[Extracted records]
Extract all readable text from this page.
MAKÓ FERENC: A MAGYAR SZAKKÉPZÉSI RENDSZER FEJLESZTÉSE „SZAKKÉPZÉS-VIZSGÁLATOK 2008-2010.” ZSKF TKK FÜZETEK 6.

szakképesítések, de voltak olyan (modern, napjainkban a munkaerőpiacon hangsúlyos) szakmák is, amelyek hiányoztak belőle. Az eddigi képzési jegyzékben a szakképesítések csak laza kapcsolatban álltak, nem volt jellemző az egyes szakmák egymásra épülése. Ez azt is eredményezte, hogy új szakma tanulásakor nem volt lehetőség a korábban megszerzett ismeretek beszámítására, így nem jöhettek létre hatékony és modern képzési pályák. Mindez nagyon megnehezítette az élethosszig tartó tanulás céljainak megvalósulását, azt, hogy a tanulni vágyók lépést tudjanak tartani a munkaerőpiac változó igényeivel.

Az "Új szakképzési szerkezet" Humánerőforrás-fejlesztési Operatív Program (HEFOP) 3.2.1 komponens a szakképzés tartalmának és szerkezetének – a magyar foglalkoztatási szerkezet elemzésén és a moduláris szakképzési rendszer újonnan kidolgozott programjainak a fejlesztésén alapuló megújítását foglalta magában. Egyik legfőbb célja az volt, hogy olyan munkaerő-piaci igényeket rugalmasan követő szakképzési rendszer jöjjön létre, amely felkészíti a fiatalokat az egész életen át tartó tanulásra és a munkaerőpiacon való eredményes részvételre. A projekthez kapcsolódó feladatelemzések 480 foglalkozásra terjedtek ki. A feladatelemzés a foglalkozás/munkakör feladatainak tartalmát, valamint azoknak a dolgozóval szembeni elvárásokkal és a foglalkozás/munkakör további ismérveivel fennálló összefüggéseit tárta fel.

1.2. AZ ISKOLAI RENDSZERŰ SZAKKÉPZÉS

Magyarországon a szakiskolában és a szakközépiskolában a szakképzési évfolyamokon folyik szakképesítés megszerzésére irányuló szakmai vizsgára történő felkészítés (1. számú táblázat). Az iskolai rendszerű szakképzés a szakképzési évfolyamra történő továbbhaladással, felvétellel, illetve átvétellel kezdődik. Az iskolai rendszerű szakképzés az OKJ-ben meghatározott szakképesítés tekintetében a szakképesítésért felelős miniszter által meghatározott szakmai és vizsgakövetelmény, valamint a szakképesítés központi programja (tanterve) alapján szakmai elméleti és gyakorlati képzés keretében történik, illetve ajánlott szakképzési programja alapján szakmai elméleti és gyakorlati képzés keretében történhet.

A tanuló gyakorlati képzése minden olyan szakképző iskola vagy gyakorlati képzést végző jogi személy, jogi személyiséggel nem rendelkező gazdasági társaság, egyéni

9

■ **Problem requirements**
Each line above must be reproduced exactly as it stands.

■ **Answer below**
Extract all readable text from this page.
MAKÓ FERENC: A MAGYAR SZAKKÉPZÉSI RENDSZER FEJLESZTÉSE „SZAKKÉPZÉS-VIZSGÁLATOK 2008-2010.” ZSKF TKK FÜZETEK 6.

szakképesítések, de voltak olyan (modern, napjainkban a munkaerőpiacon hangsúlyos) szakmák is, amelyek hiányoztak belőle. Az eddigi képzési jegyzékben a szakképesítések csak laza kapcsolatban álltak, nem volt jellemző az egyes szakmák egymásra épülése. Ez azt is eredményezte, hogy új szakma tanulásakor nem volt lehetőség a korábban megszerzett ismeretek beszámítására, így nem jöhettek létre hatékony és modern képzési pályák. Mindez nagyon megnehezítette az élethosszig tartó tanulás céljainak megvalósulását, azt, hogy a tanulni vágyók lépést tudjanak tartani a munkaerőpiac változó igényeivel.

Az "Új szakképzési szerkezet" Humánerőforrás-fejlesztési Operatív Program (HEFOP) 3.2.1 komponens a szakképzés tartalmának és szerkezetének – a magyar foglalkoztatási szerkezet elemzésén és a moduláris szakképzési rendszer újonnan kidolgozott programjainak a fejlesztésén alapuló megújítását foglalta magában. Egyik legfőbb célja az volt, hogy olyan munkaerő-piaci igényeket rugalmasan követő szakképzési rendszer jöjjön létre, amely felkészíti a fiatalokat az egész életen át tartó tanulásra és a munkaerőpiacon való eredményes részvételre. A projekthez kapcsolódó feladatelemzések 480 foglalkozásra terjedtek ki. A feladatelemzés a foglalkozás/munkakör feladatainak tartalmát, valamint azoknak a dolgozóval szembeni elvárásokkal és a foglalkozás/munkakör további ismérveivel fennálló összefüggéseit tárta fel.

1.2. AZ ISKOLAI RENDSZERŰ SZAKKÉPZÉS

Magyarországon a szakiskolában és a szakközépiskolában a szakképzési évfolyamokon folyik szakképesítés megszerzésére irányuló szakmai vizsgára történő felkészítés (1. számú táblázat). Az iskolai rendszerű szakképzés a szakképzési évfolyamra történő továbbhaladással, felvétellel, illetve átvétellel kezdődik. Az iskolai rendszerű szakképzés az OKJ-ben meghatározott szakképesítés tekintetében a szakképesítésért felelős miniszter által meghatározott szakmai és vizsgakövetelmény, valamint a szakképesítés központi programja (tanterve) alapján szakmai elméleti és gyakorlati képzés keretében történik, illetve ajánlott szakképzési programja alapján szakmai elméleti és gyakorlati képzés keretében történhet.

A tanuló gyakorlati képzése minden olyan szakképző iskola vagy gyakorlati képzést végző jogi személy, jogi személyiséggel nem rendelkező gazdasági társaság, egyéni

9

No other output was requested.